- Description of the task -
Read the data and repeat it in full, exactly.

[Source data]
+++++
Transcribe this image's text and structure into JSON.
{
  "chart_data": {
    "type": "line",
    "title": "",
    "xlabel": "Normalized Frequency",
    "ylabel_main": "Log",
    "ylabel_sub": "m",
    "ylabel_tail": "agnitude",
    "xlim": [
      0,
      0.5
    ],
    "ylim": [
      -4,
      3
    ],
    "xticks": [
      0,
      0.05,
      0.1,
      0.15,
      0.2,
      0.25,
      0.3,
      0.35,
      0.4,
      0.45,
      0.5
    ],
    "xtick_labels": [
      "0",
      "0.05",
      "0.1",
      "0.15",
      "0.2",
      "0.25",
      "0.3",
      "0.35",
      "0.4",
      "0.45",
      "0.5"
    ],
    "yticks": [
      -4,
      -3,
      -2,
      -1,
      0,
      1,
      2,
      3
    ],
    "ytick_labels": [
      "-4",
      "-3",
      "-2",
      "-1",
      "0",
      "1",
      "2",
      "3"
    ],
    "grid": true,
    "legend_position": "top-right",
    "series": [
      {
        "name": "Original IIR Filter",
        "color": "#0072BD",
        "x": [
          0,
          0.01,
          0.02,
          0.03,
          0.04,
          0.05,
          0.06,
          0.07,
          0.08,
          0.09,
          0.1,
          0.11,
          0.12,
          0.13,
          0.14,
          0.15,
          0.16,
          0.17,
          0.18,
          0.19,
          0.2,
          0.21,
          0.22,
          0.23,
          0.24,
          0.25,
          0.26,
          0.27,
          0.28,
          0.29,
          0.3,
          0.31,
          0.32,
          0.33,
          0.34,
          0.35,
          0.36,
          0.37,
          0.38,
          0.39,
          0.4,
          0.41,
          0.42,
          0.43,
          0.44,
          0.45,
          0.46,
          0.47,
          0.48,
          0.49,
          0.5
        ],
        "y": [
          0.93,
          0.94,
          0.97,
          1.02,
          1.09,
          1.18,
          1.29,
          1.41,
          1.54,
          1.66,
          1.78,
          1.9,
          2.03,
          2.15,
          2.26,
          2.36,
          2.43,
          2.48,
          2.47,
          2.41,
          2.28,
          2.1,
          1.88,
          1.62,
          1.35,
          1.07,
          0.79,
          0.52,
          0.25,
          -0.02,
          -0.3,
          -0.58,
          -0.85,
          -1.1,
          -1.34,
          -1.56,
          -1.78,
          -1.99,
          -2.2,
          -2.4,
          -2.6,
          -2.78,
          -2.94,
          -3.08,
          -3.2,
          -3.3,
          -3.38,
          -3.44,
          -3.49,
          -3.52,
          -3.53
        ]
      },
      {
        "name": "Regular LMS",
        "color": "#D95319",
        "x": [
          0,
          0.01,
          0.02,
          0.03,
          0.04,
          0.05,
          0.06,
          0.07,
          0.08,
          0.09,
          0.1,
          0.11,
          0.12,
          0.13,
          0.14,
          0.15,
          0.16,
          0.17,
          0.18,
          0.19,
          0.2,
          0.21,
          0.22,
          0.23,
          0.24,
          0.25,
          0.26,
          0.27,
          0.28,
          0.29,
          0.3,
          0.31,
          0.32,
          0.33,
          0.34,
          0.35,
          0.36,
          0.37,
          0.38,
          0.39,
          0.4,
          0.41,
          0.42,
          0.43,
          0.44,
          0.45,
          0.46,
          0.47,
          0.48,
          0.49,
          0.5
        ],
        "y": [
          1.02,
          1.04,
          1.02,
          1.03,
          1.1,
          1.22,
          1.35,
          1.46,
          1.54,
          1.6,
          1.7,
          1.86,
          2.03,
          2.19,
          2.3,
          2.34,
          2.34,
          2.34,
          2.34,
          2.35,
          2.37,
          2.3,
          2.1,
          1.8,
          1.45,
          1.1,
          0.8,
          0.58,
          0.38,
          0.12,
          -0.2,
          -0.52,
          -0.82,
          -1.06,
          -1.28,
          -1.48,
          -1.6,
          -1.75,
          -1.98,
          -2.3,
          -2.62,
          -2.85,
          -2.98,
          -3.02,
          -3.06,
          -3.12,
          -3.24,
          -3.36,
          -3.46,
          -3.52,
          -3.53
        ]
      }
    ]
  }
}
+++++
- Worked solution -
Transcribe this image's text and structure into JSON.
{
  "chart_data": {
    "type": "line",
    "title": "",
    "xlabel": "Normalized Frequency",
    "ylabel_main": "Log",
    "ylabel_sub": "m",
    "ylabel_tail": "agnitude",
    "xlim": [
      0,
      0.5
    ],
    "ylim": [
      -4,
      3
    ],
    "xticks": [
      0,
      0.05,
      0.1,
      0.15,
      0.2,
      0.25,
      0.3,
      0.35,
      0.4,
      0.45,
      0.5
    ],
    "xtick_labels": [
      "0",
      "0.05",
      "0.1",
      "0.15",
      "0.2",
      "0.25",
      "0.3",
      "0.35",
      "0.4",
      "0.45",
      "0.5"
    ],
    "yticks": [
      -4,
      -3,
      -2,
      -1,
      0,
      1,
      2,
      3
    ],
    "ytick_labels": [
      "-4",
      "-3",
      "-2",
      "-1",
      "0",
      "1",
      "2",
      "3"
    ],
    "grid": true,
    "legend_position": "top-right",
    "series": [
      {
        "name": "Original IIR Filter",
        "color": "#0072BD",
        "x": [
          0,
          0.01,
          0.02,
          0.03,
          0.04,
          0.05,
          0.06,
          0.07,
          0.08,
          0.09,
          0.1,
          0.11,
          0.12,
          0.13,
          0.14,
          0.15,
          0.16,
          0.17,
          0.18,
          0.19,
          0.2,
          0.21,
          0.22,
          0.23,
          0.24,
          0.25,
          0.26,
          0.27,
          0.28,
          0.29,
          0.3,
          0.31,
          0.32,
          0.33,
          0.34,
          0.35,
          0.36,
          0.37,
          0.38,
          0.39,
          0.4,
          0.41,
          0.42,
          0.43,
          0.44,
          0.45,
          0.46,
          0.47,
          0.48,
          0.49,
          0.5
        ],
        "y": [
          0.93,
          0.94,
          0.97,
          1.02,
          1.09,
          1.18,
          1.29,
          1.41,
          1.54,
          1.66,
          1.78,
          1.9,
          2.03,
          2.15,
          2.26,
          2.36,
          2.43,
          2.48,
          2.47,
          2.41,
          2.28,
          2.1,
          1.88,
          1.62,
          1.35,
          1.07,
          0.79,
          0.52,
          0.25,
          -0.02,
          -0.3,
          -0.58,
          -0.85,
          -1.1,
          -1.34,
          -1.56,
          -1.78,
          -1.99,
          -2.2,
          -2.4,
          -2.6,
          -2.78,
          -2.94,
          -3.08,
          -3.2,
          -3.3,
          -3.38,
          -3.44,
          -3.49,
          -3.52,
          -3.53
        ]
      },
      {
        "name": "Regular LMS",
        "color": "#D95319",
        "x": [
          0,
          0.01,
          0.02,
          0.03,
          0.04,
          0.05,
          0.06,
          0.07,
          0.08,
          0.09,
          0.1,
          0.11,
          0.12,
          0.13,
          0.14,
          0.15,
          0.16,
          0.17,
          0.18,
          0.19,
          0.2,
          0.21,
          0.22,
          0.23,
          0.24,
          0.25,
          0.26,
          0.27,
          0.28,
          0.29,
          0.3,
          0.31,
          0.32,
          0.33,
          0.34,
          0.35,
          0.36,
          0.37,
          0.38,
          0.39,
          0.4,
          0.41,
          0.42,
          0.43,
          0.44,
          0.45,
          0.46,
          0.47,
          0.48,
          0.49,
          0.5
        ],
        "y": [
          1.02,
          1.04,
          1.02,
          1.03,
          1.1,
          1.22,
          1.35,
          1.46,
          1.54,
          1.6,
          1.7,
          1.86,
          2.03,
          2.19,
          2.3,
          2.34,
          2.34,
          2.34,
          2.34,
          2.35,
          2.37,
          2.3,
          2.1,
          1.8,
          1.45,
          1.1,
          0.8,
          0.58,
          0.38,
          0.12,
          -0.2,
          -0.52,
          -0.82,
          -1.06,
          -1.28,
          -1.48,
          -1.6,
          -1.75,
          -1.98,
          -2.3,
          -2.62,
          -2.85,
          -2.98,
          -3.02,
          -3.06,
          -3.12,
          -3.24,
          -3.36,
          -3.46,
          -3.52,
          -3.53
        ]
      }
    ]
  }
}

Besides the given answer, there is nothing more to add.